Porque refletir sobre ócio implica falar de tempo, trabalho e ecologia, Maria Manuel Baptista, 51 anos, defende que é preciso educar para o ócio. Como faziam os gregos, para quem a palavra escola, “scholé”, era o lugar de ócio, o do tempo necessário para pensar.
Professora na Universidade de Aveiro, pertence à rede iberoamericana “Otium” e lidera o único grupo dedicado à investigação do tema em Portugal. Se pensava que o ócio devia ser reduzido em tempos de crise, precisa de ler esta entrevista.
Criou-se a expectativa de que o século XXI traria o Homem ocioso, com menos tempo de trabalho e mais de prazer, mas tem acontecido o oposto. Ainda existe ócio?
Menos horas de trabalho exigem menos consumo e trabalho mais sustentado. É uma bela utopia, que será de sustentabilidade.
Mas não é isso que vemos.

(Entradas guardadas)

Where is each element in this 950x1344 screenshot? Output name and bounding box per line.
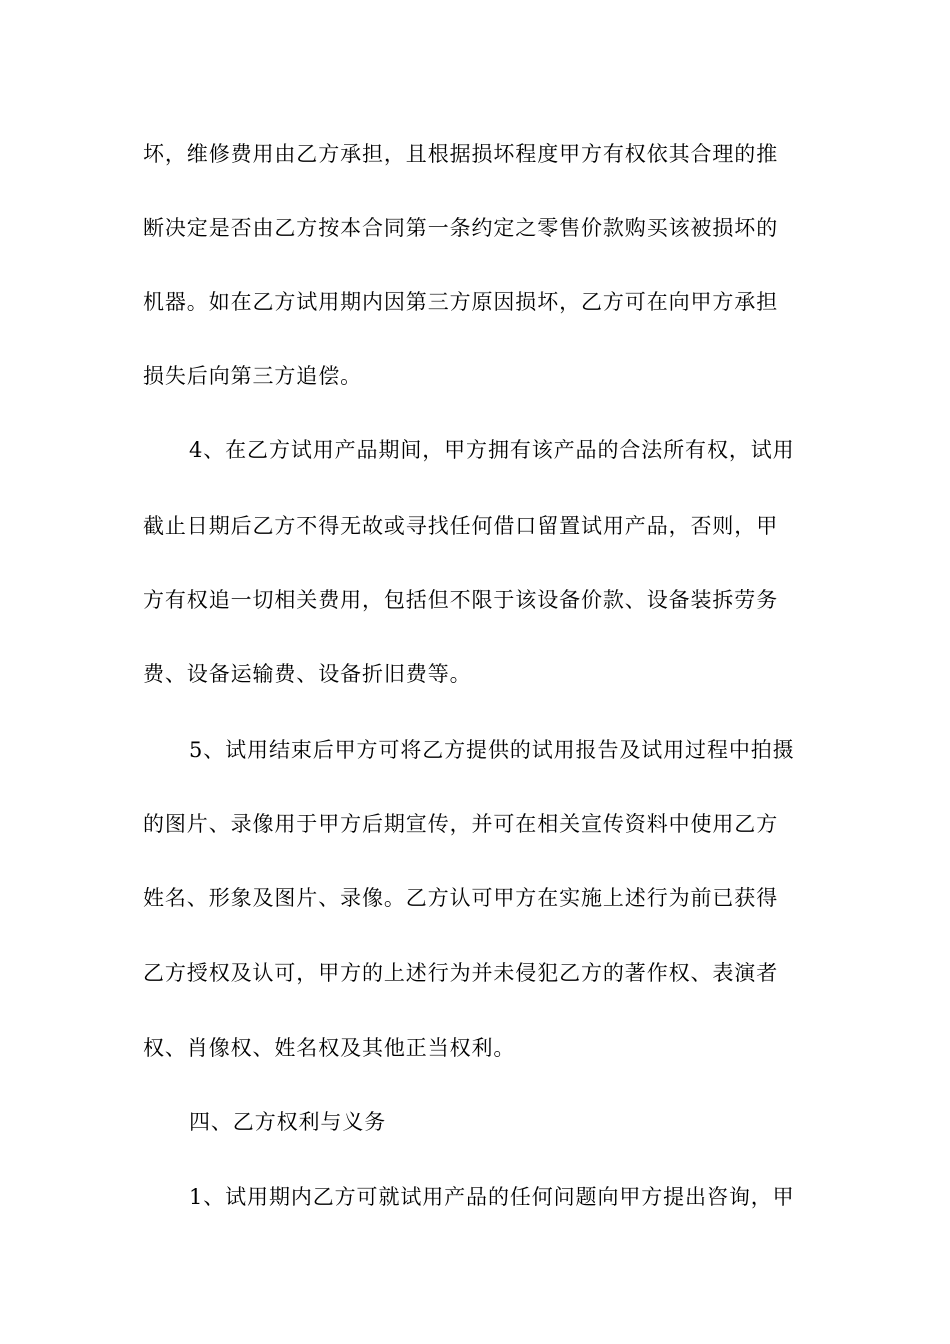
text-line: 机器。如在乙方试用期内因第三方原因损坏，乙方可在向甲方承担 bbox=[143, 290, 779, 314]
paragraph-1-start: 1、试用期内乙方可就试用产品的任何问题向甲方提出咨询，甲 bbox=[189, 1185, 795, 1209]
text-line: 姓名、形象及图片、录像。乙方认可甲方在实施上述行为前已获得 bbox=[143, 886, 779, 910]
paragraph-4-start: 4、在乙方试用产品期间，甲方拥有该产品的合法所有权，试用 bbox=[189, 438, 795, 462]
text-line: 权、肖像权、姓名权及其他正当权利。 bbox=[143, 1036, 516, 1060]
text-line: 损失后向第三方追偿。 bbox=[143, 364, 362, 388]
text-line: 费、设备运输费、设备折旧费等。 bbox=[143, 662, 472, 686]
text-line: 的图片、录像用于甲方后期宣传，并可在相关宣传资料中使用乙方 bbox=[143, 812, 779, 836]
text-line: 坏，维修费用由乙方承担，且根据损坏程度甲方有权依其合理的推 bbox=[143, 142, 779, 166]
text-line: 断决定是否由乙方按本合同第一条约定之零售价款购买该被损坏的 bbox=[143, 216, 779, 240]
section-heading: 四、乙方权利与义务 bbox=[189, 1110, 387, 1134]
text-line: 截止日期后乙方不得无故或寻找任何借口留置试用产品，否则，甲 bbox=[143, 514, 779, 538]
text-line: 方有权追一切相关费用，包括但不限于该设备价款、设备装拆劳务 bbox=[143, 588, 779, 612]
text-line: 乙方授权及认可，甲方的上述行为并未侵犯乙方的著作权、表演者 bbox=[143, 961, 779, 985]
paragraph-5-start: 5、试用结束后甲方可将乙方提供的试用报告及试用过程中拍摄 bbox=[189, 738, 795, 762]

Instruções das tarefas:
**a.** Na entrevista sobre o ócio, em que universidade é professora Maria Manuel Baptista?
**b.** Retome a entrevista sobre o ócio a partir do ponto em que termina.

Respostas aos problemas:
**a.** Na Universidade de Aveiro.

**b.**
Pois não, porque trabalhamos por três. Produzimos o suficiente para suportar um horário de trabalho de 5 a 6 horas. Se calhar, não precisamos de consumir tão desesperadamente. Um sistema mais sustentável precisa do ócio.
É difícil falar de ócio sem falar de trabalho?
A profissão implica realizar uma atividade que também é humana. Pode ser vivida como ócio se der uma sensação de autonomia, de vivermos o nosso trabalho como queremos. Nessa respiração própria posso ser extremamente criativo. Quanto mais o trabalho é mecânico e sempre igual, mais o homem pode ser trocado pelas máquinas.
O que aconteceu ao tempo livre que as máquinas nos podiam “oferecer”?
As tecnologias contraem o tempo e o ócio procura exatamente o contrário – dilatá-lo, numa relação mais humana e tranquila. Mas o tempo que ficou livre foi apropriado pelo mercado.
Pessoas com mais tempo deveriam ser mais felizes, mas há estudos a indicar que os desempregados passam a maior parte do dia a dormir e a ver televisão. O que está mal, afinal?
Os desempregados têm um problema de identidade porque nunca fomos educados para o ócio. Quando não se tem emprego, deixa de se existir em muitas dimensões. Falta reconhecimento porque o mercado não quer comprar o meu tempo. Eu própria já não sei quem sou. Fomos educados para trabalhar, não para valorizar um tempo próprio e subjetivo.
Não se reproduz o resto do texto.